Write out the material again word for word, dropping any images it holds.

[Stored data]:
----
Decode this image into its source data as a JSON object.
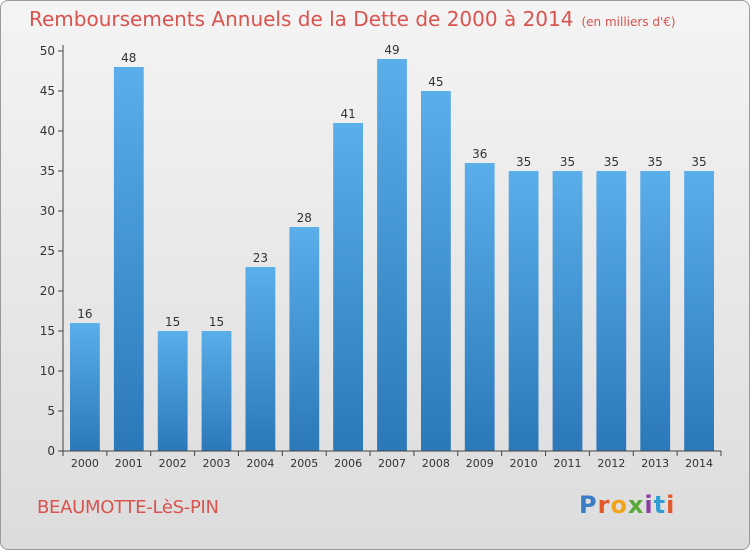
{
  "title": "Remboursements Annuels de la Dette de 2000 à 2014",
  "subtitle": "(en milliers d'€)",
  "commune": "BEAUMOTTE-LèS-PIN",
  "logo_text": "Proxiti",
  "colors": {
    "bar_top": "#5aaeea",
    "bar_bottom": "#2b78b8",
    "title": "#d9534f",
    "axis": "#444444"
  },
  "chart_data": {
    "type": "bar",
    "title": "Remboursements Annuels de la Dette de 2000 à 2014",
    "categories": [
      "2000",
      "2001",
      "2002",
      "2003",
      "2004",
      "2005",
      "2006",
      "2007",
      "2008",
      "2009",
      "2010",
      "2011",
      "2012",
      "2013",
      "2014"
    ],
    "values": [
      16,
      48,
      15,
      15,
      23,
      28,
      41,
      49,
      45,
      36,
      35,
      35,
      35,
      35,
      35
    ],
    "xlabel": "",
    "ylabel": "",
    "ylim": [
      0,
      50
    ],
    "yticks": [
      0,
      5,
      10,
      15,
      20,
      25,
      30,
      35,
      40,
      45,
      50
    ],
    "grid": false,
    "legend": "none"
  }
}
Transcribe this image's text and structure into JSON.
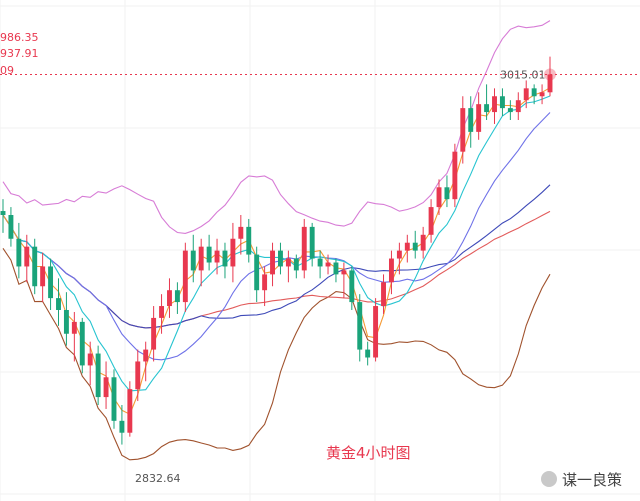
{
  "chart_data": {
    "type": "candlestick",
    "title": "黄金4小时图",
    "watermark": "谋一良策",
    "top_left_values": [
      "986.35",
      "937.91",
      "09"
    ],
    "price_tag": "3015.01",
    "low_label": "2832.64",
    "colors": {
      "up": "#e8384f",
      "down": "#1aa37a",
      "bb": "#d77cd6",
      "ma_orange": "#f59a34",
      "ma_cyan": "#27c4d0",
      "ma_blue": "#6f72e8",
      "ma_navy": "#3e4ab8",
      "ma_red": "#e25b5b",
      "bb_lower": "#a0522d",
      "price_line": "#e8384f",
      "label_text": "#e8384f",
      "watermark": "#444444"
    },
    "candles": [
      [
        2946,
        2952,
        2935,
        2944
      ],
      [
        2944,
        2948,
        2928,
        2932
      ],
      [
        2932,
        2940,
        2912,
        2918
      ],
      [
        2918,
        2934,
        2910,
        2928
      ],
      [
        2928,
        2932,
        2904,
        2908
      ],
      [
        2908,
        2925,
        2900,
        2918
      ],
      [
        2918,
        2922,
        2896,
        2902
      ],
      [
        2902,
        2912,
        2888,
        2896
      ],
      [
        2896,
        2905,
        2878,
        2884
      ],
      [
        2884,
        2895,
        2870,
        2890
      ],
      [
        2890,
        2892,
        2864,
        2868
      ],
      [
        2868,
        2880,
        2858,
        2874
      ],
      [
        2874,
        2878,
        2848,
        2852
      ],
      [
        2852,
        2870,
        2846,
        2862
      ],
      [
        2862,
        2866,
        2836,
        2840
      ],
      [
        2840,
        2848,
        2828,
        2834
      ],
      [
        2834,
        2860,
        2832,
        2856
      ],
      [
        2856,
        2876,
        2850,
        2870
      ],
      [
        2870,
        2880,
        2860,
        2876
      ],
      [
        2876,
        2898,
        2870,
        2892
      ],
      [
        2892,
        2904,
        2884,
        2898
      ],
      [
        2898,
        2912,
        2892,
        2906
      ],
      [
        2906,
        2910,
        2894,
        2900
      ],
      [
        2900,
        2930,
        2895,
        2926
      ],
      [
        2926,
        2934,
        2910,
        2916
      ],
      [
        2916,
        2932,
        2908,
        2928
      ],
      [
        2928,
        2934,
        2916,
        2920
      ],
      [
        2920,
        2932,
        2914,
        2926
      ],
      [
        2926,
        2930,
        2912,
        2918
      ],
      [
        2918,
        2940,
        2910,
        2932
      ],
      [
        2932,
        2944,
        2924,
        2938
      ],
      [
        2938,
        2942,
        2920,
        2924
      ],
      [
        2924,
        2928,
        2900,
        2906
      ],
      [
        2906,
        2918,
        2898,
        2914
      ],
      [
        2914,
        2930,
        2908,
        2926
      ],
      [
        2926,
        2930,
        2914,
        2918
      ],
      [
        2918,
        2926,
        2910,
        2922
      ],
      [
        2922,
        2924,
        2912,
        2916
      ],
      [
        2916,
        2942,
        2912,
        2938
      ],
      [
        2938,
        2940,
        2918,
        2922
      ],
      [
        2922,
        2926,
        2912,
        2918
      ],
      [
        2918,
        2924,
        2914,
        2920
      ],
      [
        2920,
        2922,
        2910,
        2914
      ],
      [
        2914,
        2920,
        2902,
        2916
      ],
      [
        2916,
        2918,
        2896,
        2900
      ],
      [
        2900,
        2904,
        2870,
        2876
      ],
      [
        2876,
        2880,
        2868,
        2872
      ],
      [
        2872,
        2902,
        2870,
        2898
      ],
      [
        2898,
        2914,
        2894,
        2910
      ],
      [
        2910,
        2926,
        2904,
        2922
      ],
      [
        2922,
        2930,
        2914,
        2926
      ],
      [
        2926,
        2934,
        2920,
        2930
      ],
      [
        2930,
        2936,
        2922,
        2926
      ],
      [
        2926,
        2938,
        2922,
        2934
      ],
      [
        2934,
        2952,
        2930,
        2948
      ],
      [
        2948,
        2962,
        2944,
        2958
      ],
      [
        2958,
        2964,
        2948,
        2952
      ],
      [
        2952,
        2980,
        2948,
        2976
      ],
      [
        2976,
        3004,
        2970,
        2998
      ],
      [
        2998,
        3004,
        2978,
        2986
      ],
      [
        2986,
        3006,
        2982,
        3000
      ],
      [
        3000,
        3010,
        2992,
        2996
      ],
      [
        2996,
        3008,
        2990,
        3004
      ],
      [
        3004,
        3008,
        2994,
        2998
      ],
      [
        2998,
        3002,
        2992,
        2996
      ],
      [
        2996,
        3006,
        2992,
        3002
      ],
      [
        3002,
        3012,
        2998,
        3008
      ],
      [
        3008,
        3010,
        3000,
        3004
      ],
      [
        3004,
        3010,
        3000,
        3006
      ],
      [
        3006,
        3024,
        3004,
        3015
      ]
    ]
  }
}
----
[Written reply]:
Decode this image into its source data as a JSON object.
{
  "title": "Remboursements Annuels de la Dette de 2000 à 2014",
  "subtitle": "(en milliers d'€)",
  "commune": "BEAUMOTTE-LèS-PIN",
  "logo_text": "Proxiti",
  "colors": {
    "bar_top": "#5aaeea",
    "bar_bottom": "#2b78b8",
    "title": "#d9534f",
    "axis": "#444444"
  },
  "chart_data": {
    "type": "bar",
    "title": "Remboursements Annuels de la Dette de 2000 à 2014",
    "categories": [
      "2000",
      "2001",
      "2002",
      "2003",
      "2004",
      "2005",
      "2006",
      "2007",
      "2008",
      "2009",
      "2010",
      "2011",
      "2012",
      "2013",
      "2014"
    ],
    "values": [
      16,
      48,
      15,
      15,
      23,
      28,
      41,
      49,
      45,
      36,
      35,
      35,
      35,
      35,
      35
    ],
    "xlabel": "",
    "ylabel": "",
    "ylim": [
      0,
      50
    ],
    "yticks": [
      0,
      5,
      10,
      15,
      20,
      25,
      30,
      35,
      40,
      45,
      50
    ],
    "grid": false,
    "legend": "none"
  }
}
Transcribe this image's text and structure into JSON.
{
  "chart_data": {
    "type": "candlestick",
    "title": "黄金4小时图",
    "watermark": "谋一良策",
    "top_left_values": [
      "986.35",
      "937.91",
      "09"
    ],
    "price_tag": "3015.01",
    "low_label": "2832.64",
    "colors": {
      "up": "#e8384f",
      "down": "#1aa37a",
      "bb": "#d77cd6",
      "ma_orange": "#f59a34",
      "ma_cyan": "#27c4d0",
      "ma_blue": "#6f72e8",
      "ma_navy": "#3e4ab8",
      "ma_red": "#e25b5b",
      "bb_lower": "#a0522d",
      "price_line": "#e8384f",
      "label_text": "#e8384f",
      "watermark": "#444444"
    },
    "candles": [
      [
        2946,
        2952,
        2935,
        2944
      ],
      [
        2944,
        2948,
        2928,
        2932
      ],
      [
        2932,
        2940,
        2912,
        2918
      ],
      [
        2918,
        2934,
        2910,
        2928
      ],
      [
        2928,
        2932,
        2904,
        2908
      ],
      [
        2908,
        2925,
        2900,
        2918
      ],
      [
        2918,
        2922,
        2896,
        2902
      ],
      [
        2902,
        2912,
        2888,
        2896
      ],
      [
        2896,
        2905,
        2878,
        2884
      ],
      [
        2884,
        2895,
        2870,
        2890
      ],
      [
        2890,
        2892,
        2864,
        2868
      ],
      [
        2868,
        2880,
        2858,
        2874
      ],
      [
        2874,
        2878,
        2848,
        2852
      ],
      [
        2852,
        2870,
        2846,
        2862
      ],
      [
        2862,
        2866,
        2836,
        2840
      ],
      [
        2840,
        2848,
        2828,
        2834
      ],
      [
        2834,
        2860,
        2832,
        2856
      ],
      [
        2856,
        2876,
        2850,
        2870
      ],
      [
        2870,
        2880,
        2860,
        2876
      ],
      [
        2876,
        2898,
        2870,
        2892
      ],
      [
        2892,
        2904,
        2884,
        2898
      ],
      [
        2898,
        2912,
        2892,
        2906
      ],
      [
        2906,
        2910,
        2894,
        2900
      ],
      [
        2900,
        2930,
        2895,
        2926
      ],
      [
        2926,
        2934,
        2910,
        2916
      ],
      [
        2916,
        2932,
        2908,
        2928
      ],
      [
        2928,
        2934,
        2916,
        2920
      ],
      [
        2920,
        2932,
        2914,
        2926
      ],
      [
        2926,
        2930,
        2912,
        2918
      ],
      [
        2918,
        2940,
        2910,
        2932
      ],
      [
        2932,
        2944,
        2924,
        2938
      ],
      [
        2938,
        2942,
        2920,
        2924
      ],
      [
        2924,
        2928,
        2900,
        2906
      ],
      [
        2906,
        2918,
        2898,
        2914
      ],
      [
        2914,
        2930,
        2908,
        2926
      ],
      [
        2926,
        2930,
        2914,
        2918
      ],
      [
        2918,
        2926,
        2910,
        2922
      ],
      [
        2922,
        2924,
        2912,
        2916
      ],
      [
        2916,
        2942,
        2912,
        2938
      ],
      [
        2938,
        2940,
        2918,
        2922
      ],
      [
        2922,
        2926,
        2912,
        2918
      ],
      [
        2918,
        2924,
        2914,
        2920
      ],
      [
        2920,
        2922,
        2910,
        2914
      ],
      [
        2914,
        2920,
        2902,
        2916
      ],
      [
        2916,
        2918,
        2896,
        2900
      ],
      [
        2900,
        2904,
        2870,
        2876
      ],
      [
        2876,
        2880,
        2868,
        2872
      ],
      [
        2872,
        2902,
        2870,
        2898
      ],
      [
        2898,
        2914,
        2894,
        2910
      ],
      [
        2910,
        2926,
        2904,
        2922
      ],
      [
        2922,
        2930,
        2914,
        2926
      ],
      [
        2926,
        2934,
        2920,
        2930
      ],
      [
        2930,
        2936,
        2922,
        2926
      ],
      [
        2926,
        2938,
        2922,
        2934
      ],
      [
        2934,
        2952,
        2930,
        2948
      ],
      [
        2948,
        2962,
        2944,
        2958
      ],
      [
        2958,
        2964,
        2948,
        2952
      ],
      [
        2952,
        2980,
        2948,
        2976
      ],
      [
        2976,
        3004,
        2970,
        2998
      ],
      [
        2998,
        3004,
        2978,
        2986
      ],
      [
        2986,
        3006,
        2982,
        3000
      ],
      [
        3000,
        3010,
        2992,
        2996
      ],
      [
        2996,
        3008,
        2990,
        3004
      ],
      [
        3004,
        3008,
        2994,
        2998
      ],
      [
        2998,
        3002,
        2992,
        2996
      ],
      [
        2996,
        3006,
        2992,
        3002
      ],
      [
        3002,
        3012,
        2998,
        3008
      ],
      [
        3008,
        3010,
        3000,
        3004
      ],
      [
        3004,
        3010,
        3000,
        3006
      ],
      [
        3006,
        3024,
        3004,
        3015
      ]
    ]
  }
}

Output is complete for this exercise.